*Source excerpt*
Four years later, in 2004, while Botswana was balking at renewing the De Beers mining lease, Mogae convened a meeting (at which Oppenheimer and other Debswana board members were present) to set the record straight. He told the meeting that he holds the board fully accountable for the decision to endorse the de-listing of De Beers”.

This was the turning point in the relationship between Botswana and De Beers. It did not look like the beginning of a revolution. There were no crowds massed outside the parliament building with angry placards, no soldiers and anti-riot police deployed on the streets of Gaborone. And yet in its own bloodless way that shook Botswana, quietly and without violence, a revolution slipped through while most people were looking the other way. The Botswana government lost its fear of De Beers – the hitherto better half in the Debswana marriage. As information began to emerge on how De Beers had swindled Botswana, the government enclave’s fear of De Beers, accumulated over three decades began to dissipate and give way to anger. Overnight, the country’s leadership that had cowered before the Oppenheimer family empire felt free to rage at it. Even civil servants who days earlier had felt obliged to keep quiet about the De Beers dealing in Debswana were queuing up to hurl stones at the once mighty titan.

Insiders say Mogae who once compared Botswana and De Beers to Siamese twins felt betrayed and saw the lease renewal negotiations as an opportunity to get back at Oppenheimer and De beers.

The situation was not helped by Slaughter & May’s suggestion that if there had been more transparency Botswana would have obtained a better deal. Before the De Beers delisting, Debswana had a 5% interest in a listed De Beers and it ended up with a 15% stake in a delisted De Beers which, according to the report, is “a minority interest in a much smaller private company, with two dominant shareholders (the Oppenheimer family interest and Anglo American plc) and which had very significant borrowings.”

Relevant government officials were kept in the dark. As a result, the government of Botswana did not have independent legal and financial advice on the deal, and depended on De Beers who had different objectives. Both independent legal advisors and financial advisors were appointed in November 2000 and were proposed to Nchindo (a De Beers representative in Debswana) by De Beers’ financial advisors.

This was before other board members outside Oppenheimer knew of the transaction, and the appointment was not formally approved by the board.

The Slaughter & May report expressed concern that Debswana Board Chairman, Nicky Oppenheimer, never raised the De Beers privatisation transaction at Debswana board meetings, although he has extensive board experience. “In fact, it appears from the board minutes that this very complex and important transaction was not discussed in detail at any board meeting.”

Although Oppenheimer must have been aware of the potential for conflict there was never any disclosure to the Debswana board about the De Beers share options held by Nchindo. The options, valued at US$ 6 million were to be paid out as part of the transaction. This meant the more favorable the transaction was to De Beers, the more Nchindo stood to benefit, although he claimed to be representing the Botswana government.

*Task A*
Copy the part of the passage on Botswana and De Beers that opens with the words containing "Although Oppenheimer must" and closes with "the Botswana government.".
The passage on Botswana and De Beers and the listing are separate material.

*Records shown*
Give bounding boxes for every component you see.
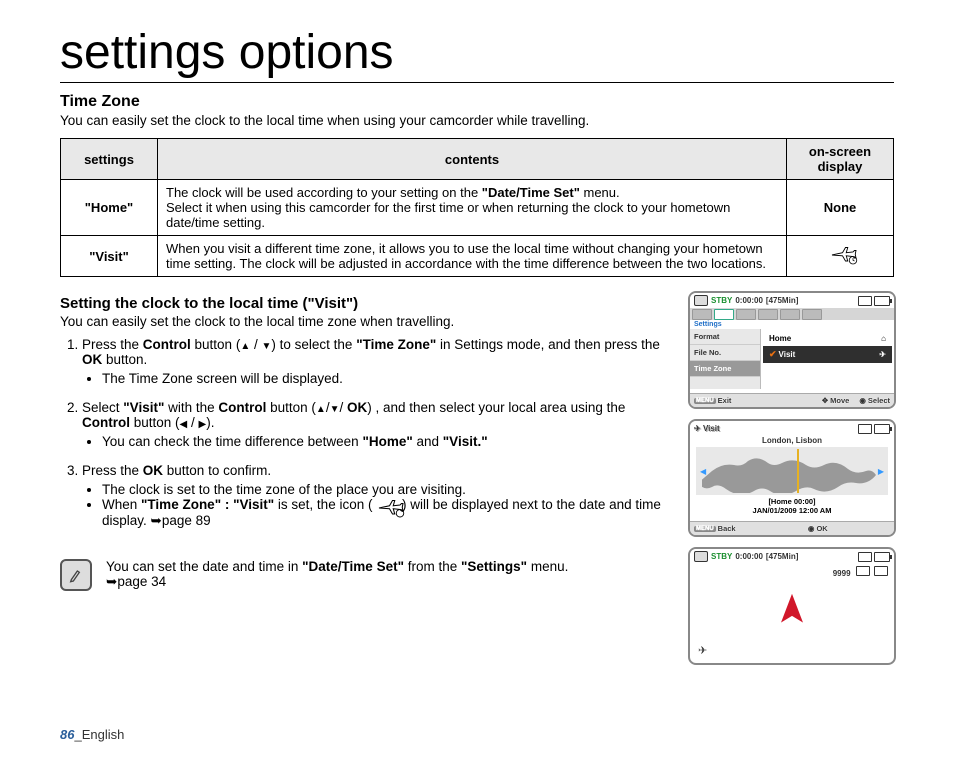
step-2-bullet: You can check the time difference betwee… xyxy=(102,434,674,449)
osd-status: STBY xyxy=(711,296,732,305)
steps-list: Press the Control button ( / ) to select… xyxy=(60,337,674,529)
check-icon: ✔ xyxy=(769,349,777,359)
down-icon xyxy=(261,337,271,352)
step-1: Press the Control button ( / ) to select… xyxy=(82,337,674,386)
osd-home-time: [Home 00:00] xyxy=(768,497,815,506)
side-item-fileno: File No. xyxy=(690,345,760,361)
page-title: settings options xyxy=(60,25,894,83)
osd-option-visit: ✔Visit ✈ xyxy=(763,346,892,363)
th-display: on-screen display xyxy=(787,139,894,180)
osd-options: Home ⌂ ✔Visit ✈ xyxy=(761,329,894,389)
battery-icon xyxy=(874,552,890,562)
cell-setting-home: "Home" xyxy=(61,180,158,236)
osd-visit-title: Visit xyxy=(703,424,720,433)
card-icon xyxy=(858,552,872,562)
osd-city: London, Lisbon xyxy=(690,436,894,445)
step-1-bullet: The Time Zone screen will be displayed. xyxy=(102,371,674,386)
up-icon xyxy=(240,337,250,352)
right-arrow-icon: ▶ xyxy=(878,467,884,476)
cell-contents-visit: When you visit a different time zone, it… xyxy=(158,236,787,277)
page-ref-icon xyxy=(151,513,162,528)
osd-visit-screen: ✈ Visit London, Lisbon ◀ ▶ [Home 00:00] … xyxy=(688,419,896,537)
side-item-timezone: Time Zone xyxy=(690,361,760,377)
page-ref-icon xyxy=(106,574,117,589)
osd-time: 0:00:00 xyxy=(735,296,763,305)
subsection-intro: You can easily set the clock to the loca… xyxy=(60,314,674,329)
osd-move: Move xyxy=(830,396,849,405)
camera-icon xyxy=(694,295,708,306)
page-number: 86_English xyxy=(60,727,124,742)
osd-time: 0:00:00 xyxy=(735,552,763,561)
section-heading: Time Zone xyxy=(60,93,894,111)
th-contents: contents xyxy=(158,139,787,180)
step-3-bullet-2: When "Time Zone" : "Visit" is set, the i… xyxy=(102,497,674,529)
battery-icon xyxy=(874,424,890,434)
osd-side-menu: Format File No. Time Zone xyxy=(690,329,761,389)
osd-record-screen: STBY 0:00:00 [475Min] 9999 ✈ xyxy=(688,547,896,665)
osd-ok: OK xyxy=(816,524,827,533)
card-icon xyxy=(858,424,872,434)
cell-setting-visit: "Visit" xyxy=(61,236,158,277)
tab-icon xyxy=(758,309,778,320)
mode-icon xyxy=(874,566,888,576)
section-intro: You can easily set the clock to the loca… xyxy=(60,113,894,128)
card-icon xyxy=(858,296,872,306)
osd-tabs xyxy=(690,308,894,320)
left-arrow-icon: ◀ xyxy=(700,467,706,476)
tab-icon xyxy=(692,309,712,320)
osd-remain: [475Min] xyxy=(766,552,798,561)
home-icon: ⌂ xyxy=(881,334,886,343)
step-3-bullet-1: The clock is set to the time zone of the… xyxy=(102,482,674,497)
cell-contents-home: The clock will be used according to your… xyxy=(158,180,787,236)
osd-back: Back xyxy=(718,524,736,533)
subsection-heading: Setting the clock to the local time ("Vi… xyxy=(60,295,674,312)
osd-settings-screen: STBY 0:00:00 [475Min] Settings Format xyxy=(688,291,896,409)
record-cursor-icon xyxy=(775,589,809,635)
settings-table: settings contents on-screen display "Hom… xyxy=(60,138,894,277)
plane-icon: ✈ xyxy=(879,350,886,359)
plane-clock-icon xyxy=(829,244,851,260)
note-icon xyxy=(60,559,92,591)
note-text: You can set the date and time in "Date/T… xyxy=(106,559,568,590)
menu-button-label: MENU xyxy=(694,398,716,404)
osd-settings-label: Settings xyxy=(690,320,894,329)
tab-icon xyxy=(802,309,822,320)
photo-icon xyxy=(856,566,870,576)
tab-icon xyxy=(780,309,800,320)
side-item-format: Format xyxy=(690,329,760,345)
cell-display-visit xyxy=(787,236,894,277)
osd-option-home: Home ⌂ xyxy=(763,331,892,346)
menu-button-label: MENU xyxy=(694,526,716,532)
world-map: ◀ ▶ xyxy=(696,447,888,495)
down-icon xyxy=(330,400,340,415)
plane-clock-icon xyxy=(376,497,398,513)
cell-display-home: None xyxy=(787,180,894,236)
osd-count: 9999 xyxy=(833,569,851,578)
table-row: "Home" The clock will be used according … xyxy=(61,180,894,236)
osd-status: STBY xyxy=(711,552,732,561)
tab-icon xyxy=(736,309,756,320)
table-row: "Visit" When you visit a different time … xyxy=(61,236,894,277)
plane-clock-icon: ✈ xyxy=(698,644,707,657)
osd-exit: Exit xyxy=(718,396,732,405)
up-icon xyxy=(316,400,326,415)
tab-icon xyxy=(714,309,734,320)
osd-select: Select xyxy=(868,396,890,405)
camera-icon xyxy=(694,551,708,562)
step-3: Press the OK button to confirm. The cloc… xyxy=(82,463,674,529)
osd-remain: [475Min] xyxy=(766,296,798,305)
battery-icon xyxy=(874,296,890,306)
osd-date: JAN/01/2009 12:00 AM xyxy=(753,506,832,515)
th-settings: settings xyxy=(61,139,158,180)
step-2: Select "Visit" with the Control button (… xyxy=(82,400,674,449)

==

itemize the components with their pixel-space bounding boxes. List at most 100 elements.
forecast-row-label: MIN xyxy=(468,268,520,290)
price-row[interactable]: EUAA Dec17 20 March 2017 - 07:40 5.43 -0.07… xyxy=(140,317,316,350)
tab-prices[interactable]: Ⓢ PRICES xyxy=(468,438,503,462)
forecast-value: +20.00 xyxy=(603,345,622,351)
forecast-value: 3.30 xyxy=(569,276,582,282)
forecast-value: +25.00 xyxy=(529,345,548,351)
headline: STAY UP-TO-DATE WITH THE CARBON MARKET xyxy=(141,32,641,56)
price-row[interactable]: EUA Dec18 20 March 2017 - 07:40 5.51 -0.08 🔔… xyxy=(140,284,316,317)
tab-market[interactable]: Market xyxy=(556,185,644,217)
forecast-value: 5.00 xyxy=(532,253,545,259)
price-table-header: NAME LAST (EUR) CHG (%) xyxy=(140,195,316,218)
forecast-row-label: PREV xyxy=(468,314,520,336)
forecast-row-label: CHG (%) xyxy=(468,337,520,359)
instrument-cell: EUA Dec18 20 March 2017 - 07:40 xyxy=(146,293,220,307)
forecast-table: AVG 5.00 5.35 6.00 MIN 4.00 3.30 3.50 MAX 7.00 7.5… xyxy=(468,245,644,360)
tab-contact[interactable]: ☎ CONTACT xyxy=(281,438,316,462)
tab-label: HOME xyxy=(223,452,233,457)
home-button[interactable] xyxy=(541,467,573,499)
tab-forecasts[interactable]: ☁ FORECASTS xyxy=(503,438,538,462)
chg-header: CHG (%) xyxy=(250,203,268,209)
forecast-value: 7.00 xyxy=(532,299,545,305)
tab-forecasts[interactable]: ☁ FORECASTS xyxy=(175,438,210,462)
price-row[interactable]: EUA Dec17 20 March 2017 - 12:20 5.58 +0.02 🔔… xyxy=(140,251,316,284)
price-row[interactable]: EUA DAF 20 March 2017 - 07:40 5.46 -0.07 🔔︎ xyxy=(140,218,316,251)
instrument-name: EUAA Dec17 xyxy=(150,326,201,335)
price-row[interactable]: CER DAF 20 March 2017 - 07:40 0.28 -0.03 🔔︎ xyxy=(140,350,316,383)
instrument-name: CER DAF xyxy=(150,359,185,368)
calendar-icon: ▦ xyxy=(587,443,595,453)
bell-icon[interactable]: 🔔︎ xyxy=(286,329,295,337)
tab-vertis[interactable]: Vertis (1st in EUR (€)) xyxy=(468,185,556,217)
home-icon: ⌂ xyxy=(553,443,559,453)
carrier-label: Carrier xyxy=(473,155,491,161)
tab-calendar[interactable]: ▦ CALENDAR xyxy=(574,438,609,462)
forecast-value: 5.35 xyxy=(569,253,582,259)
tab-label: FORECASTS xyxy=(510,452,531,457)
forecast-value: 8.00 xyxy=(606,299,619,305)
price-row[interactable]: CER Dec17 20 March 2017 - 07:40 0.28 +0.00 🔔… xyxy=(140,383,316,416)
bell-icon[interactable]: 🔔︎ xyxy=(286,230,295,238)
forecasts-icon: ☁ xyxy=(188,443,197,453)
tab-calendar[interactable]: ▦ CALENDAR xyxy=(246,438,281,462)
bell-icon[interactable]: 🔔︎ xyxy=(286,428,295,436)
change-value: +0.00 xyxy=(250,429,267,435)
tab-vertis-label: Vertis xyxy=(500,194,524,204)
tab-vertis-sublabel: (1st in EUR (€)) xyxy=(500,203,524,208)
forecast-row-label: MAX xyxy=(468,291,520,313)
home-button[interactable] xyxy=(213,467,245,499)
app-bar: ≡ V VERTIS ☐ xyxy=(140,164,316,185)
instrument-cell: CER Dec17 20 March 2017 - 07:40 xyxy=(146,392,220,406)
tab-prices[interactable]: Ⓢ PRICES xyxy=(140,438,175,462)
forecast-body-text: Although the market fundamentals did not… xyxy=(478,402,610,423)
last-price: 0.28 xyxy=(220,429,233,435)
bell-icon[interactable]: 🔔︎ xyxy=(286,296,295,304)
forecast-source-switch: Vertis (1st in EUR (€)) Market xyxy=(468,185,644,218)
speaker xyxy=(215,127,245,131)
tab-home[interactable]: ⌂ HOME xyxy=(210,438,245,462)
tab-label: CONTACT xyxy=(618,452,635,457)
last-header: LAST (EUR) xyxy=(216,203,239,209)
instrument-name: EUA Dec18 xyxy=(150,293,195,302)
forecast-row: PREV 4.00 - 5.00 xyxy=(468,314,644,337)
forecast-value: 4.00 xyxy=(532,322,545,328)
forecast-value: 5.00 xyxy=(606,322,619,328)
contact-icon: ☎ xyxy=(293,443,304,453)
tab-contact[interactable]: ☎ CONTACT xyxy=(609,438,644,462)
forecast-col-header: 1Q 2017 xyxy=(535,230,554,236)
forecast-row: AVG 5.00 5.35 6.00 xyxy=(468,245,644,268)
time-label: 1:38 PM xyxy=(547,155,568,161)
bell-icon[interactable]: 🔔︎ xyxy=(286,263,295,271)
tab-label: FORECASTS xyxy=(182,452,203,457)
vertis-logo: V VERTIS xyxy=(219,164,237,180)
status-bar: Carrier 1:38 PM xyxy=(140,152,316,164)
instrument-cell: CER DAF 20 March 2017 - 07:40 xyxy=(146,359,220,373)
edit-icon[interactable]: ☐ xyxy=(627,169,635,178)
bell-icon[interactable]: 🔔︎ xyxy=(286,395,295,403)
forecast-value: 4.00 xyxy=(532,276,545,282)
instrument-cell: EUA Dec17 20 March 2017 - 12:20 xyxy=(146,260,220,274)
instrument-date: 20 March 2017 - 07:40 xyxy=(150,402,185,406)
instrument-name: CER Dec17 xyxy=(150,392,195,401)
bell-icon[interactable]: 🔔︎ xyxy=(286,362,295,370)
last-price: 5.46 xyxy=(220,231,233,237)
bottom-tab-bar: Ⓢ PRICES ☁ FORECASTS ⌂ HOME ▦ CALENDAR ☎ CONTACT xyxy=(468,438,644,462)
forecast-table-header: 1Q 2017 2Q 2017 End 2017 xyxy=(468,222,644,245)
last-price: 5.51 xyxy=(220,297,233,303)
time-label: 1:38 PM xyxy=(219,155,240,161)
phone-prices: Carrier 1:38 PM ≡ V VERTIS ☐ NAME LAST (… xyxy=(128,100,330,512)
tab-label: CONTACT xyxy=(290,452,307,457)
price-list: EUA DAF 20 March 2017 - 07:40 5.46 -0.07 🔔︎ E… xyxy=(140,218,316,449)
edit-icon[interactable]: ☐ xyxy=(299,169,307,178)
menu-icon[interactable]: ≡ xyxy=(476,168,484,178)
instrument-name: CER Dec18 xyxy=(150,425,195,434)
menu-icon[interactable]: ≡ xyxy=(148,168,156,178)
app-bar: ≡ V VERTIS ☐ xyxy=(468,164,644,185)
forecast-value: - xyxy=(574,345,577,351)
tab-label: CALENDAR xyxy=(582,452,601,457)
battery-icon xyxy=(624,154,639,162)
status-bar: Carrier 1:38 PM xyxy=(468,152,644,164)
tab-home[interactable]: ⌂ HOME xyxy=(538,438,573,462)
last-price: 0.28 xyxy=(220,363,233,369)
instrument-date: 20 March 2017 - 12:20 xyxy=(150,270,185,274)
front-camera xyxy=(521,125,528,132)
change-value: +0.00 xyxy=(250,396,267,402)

*Task B*
Please repeat word for word the lines of the listing that run from the line containing "itemize the components" through the line containing "forecast-value: 5.00 xyxy=(532,253,545,259)", including both.

*Solution A*
Although Oppenheimer must have been aware of the potential for conflict there was never any disclosure to the Debswana board about the De Beers share options held by Nchindo. The options, valued at US$ 6 million were to be paid out as part of the transaction. This meant the more favorable the transaction was to De Beers, the more Nchindo stood to benefit, although he claimed to be representing the Botswana government.

*Solution B*
itemize the components with their pixel-space bounding boxes. List at most 100 elements.
forecast-row-label: MIN xyxy=(468,268,520,290)
price-row[interactable]: EUAA Dec17 20 March 2017 - 07:40 5.43 -0.07… xyxy=(140,317,316,350)
tab-prices[interactable]: Ⓢ PRICES xyxy=(468,438,503,462)
forecast-value: +20.00 xyxy=(603,345,622,351)
forecast-value: 3.30 xyxy=(569,276,582,282)
forecast-value: +25.00 xyxy=(529,345,548,351)
headline: STAY UP-TO-DATE WITH THE CARBON MARKET xyxy=(141,32,641,56)
price-row[interactable]: EUA Dec18 20 March 2017 - 07:40 5.51 -0.08 🔔… xyxy=(140,284,316,317)
tab-market[interactable]: Market xyxy=(556,185,644,217)
forecast-value: 5.00 xyxy=(532,253,545,259)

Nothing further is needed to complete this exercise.